■ **REQUIRED TASK**:
Gather all lines from the material that contain the word "GUSTAV".

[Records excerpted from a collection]
######

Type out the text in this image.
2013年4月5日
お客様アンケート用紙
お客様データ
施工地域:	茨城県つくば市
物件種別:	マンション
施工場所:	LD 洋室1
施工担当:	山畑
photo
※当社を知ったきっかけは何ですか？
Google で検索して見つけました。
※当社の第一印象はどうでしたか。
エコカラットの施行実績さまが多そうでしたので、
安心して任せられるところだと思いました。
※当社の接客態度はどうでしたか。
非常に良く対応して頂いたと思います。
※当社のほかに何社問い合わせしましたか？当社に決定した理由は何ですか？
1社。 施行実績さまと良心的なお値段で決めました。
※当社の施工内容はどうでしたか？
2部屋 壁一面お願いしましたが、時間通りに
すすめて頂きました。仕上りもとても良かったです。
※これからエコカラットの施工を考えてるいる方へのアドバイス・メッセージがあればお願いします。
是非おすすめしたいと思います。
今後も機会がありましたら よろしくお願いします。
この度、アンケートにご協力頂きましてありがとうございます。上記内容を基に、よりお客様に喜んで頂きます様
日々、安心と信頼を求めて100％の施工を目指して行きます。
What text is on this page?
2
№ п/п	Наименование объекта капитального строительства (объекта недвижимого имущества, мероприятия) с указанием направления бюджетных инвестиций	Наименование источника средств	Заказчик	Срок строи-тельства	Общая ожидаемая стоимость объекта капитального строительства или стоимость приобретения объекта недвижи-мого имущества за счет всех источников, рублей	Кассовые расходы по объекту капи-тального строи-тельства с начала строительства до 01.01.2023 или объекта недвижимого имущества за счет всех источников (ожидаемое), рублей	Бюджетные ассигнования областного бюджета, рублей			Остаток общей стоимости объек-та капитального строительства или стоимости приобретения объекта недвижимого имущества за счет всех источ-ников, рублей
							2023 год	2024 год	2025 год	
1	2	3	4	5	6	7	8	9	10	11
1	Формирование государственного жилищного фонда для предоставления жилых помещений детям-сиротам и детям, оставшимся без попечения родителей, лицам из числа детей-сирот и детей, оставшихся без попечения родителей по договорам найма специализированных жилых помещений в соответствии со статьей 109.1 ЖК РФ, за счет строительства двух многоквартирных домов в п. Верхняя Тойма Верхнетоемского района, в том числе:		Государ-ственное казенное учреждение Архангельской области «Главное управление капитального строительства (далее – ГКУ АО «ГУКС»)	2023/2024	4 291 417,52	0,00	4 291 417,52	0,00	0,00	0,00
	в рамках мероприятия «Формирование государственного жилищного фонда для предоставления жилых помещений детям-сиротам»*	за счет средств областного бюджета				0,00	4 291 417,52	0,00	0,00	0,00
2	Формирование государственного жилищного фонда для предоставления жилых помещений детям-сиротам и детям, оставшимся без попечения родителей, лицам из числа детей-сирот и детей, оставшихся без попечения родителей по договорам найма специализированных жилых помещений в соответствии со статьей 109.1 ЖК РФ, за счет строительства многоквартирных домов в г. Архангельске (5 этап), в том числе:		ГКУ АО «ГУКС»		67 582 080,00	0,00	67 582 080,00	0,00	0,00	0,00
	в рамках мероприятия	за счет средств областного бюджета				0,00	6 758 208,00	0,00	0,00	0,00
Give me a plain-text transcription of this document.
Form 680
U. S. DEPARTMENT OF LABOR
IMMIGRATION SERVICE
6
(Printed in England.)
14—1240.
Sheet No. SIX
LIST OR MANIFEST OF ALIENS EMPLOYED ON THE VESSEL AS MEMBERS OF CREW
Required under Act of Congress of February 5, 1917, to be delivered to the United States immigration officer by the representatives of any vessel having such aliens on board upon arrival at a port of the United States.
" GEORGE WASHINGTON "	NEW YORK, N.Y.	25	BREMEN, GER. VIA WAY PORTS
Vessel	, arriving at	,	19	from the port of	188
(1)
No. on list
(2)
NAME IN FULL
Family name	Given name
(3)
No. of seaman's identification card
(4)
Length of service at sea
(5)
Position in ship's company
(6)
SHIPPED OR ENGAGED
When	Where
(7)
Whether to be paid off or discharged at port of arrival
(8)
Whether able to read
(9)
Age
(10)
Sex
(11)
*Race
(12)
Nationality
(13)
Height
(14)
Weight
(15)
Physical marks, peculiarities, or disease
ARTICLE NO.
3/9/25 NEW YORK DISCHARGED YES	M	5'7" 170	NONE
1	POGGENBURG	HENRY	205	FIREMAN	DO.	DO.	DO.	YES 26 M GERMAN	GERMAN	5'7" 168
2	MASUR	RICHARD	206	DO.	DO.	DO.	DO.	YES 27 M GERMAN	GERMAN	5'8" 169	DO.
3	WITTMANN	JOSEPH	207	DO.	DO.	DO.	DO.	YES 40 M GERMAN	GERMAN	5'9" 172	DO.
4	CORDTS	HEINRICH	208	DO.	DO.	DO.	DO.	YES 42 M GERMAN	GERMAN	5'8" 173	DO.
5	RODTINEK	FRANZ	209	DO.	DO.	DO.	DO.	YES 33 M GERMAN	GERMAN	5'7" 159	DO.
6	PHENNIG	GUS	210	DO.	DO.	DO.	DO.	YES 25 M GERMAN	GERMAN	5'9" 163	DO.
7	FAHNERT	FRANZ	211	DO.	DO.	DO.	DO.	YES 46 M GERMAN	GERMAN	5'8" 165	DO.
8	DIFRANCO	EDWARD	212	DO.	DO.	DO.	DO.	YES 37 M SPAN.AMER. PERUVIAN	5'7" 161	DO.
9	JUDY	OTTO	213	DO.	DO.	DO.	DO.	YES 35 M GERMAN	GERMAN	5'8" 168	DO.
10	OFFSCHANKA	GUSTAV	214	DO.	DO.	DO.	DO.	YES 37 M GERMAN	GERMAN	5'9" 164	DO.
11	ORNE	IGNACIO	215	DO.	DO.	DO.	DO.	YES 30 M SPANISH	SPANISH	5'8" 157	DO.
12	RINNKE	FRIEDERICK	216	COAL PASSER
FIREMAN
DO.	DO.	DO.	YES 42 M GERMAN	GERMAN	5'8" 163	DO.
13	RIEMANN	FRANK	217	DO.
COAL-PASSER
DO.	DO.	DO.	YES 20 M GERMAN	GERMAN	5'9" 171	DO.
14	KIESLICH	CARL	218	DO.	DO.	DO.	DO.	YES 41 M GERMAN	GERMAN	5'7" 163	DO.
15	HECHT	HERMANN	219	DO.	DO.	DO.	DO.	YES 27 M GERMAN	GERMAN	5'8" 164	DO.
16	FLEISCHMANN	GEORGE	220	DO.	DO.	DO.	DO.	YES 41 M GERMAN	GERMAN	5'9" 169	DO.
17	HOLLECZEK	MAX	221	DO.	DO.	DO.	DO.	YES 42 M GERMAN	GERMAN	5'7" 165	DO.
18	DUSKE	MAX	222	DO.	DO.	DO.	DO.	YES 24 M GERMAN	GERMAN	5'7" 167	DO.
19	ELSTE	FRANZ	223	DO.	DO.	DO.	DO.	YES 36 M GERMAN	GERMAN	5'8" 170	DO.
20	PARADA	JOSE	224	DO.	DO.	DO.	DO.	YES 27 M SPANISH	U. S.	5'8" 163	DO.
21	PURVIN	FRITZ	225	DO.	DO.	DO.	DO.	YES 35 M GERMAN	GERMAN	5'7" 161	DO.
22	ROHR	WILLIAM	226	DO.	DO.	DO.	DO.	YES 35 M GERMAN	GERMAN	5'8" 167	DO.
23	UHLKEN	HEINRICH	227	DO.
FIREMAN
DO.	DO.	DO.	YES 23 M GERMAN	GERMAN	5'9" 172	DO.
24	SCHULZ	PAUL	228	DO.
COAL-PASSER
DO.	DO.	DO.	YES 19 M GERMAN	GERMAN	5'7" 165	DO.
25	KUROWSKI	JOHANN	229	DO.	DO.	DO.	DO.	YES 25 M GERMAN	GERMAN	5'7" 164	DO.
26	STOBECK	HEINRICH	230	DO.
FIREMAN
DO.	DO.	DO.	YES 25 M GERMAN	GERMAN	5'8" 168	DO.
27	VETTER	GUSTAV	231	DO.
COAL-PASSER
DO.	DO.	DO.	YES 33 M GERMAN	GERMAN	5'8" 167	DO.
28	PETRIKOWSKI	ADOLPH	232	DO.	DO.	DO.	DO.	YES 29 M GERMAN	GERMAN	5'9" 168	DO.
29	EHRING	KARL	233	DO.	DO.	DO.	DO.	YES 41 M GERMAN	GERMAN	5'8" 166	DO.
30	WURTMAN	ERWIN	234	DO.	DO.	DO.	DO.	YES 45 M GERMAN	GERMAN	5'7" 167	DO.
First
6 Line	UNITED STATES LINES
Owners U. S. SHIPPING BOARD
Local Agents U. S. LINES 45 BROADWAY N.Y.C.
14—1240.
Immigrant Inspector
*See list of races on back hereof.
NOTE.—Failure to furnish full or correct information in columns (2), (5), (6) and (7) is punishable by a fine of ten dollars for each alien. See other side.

######

■ **SOLUTION FOR THIS PROBLEM**:
10	OFFSCHANKA	GUSTAV	214	DO.	DO.	DO.	DO.	YES 37 M GERMAN	GERMAN	5'9" 164	DO.
27	VETTER	GUSTAV	231	DO.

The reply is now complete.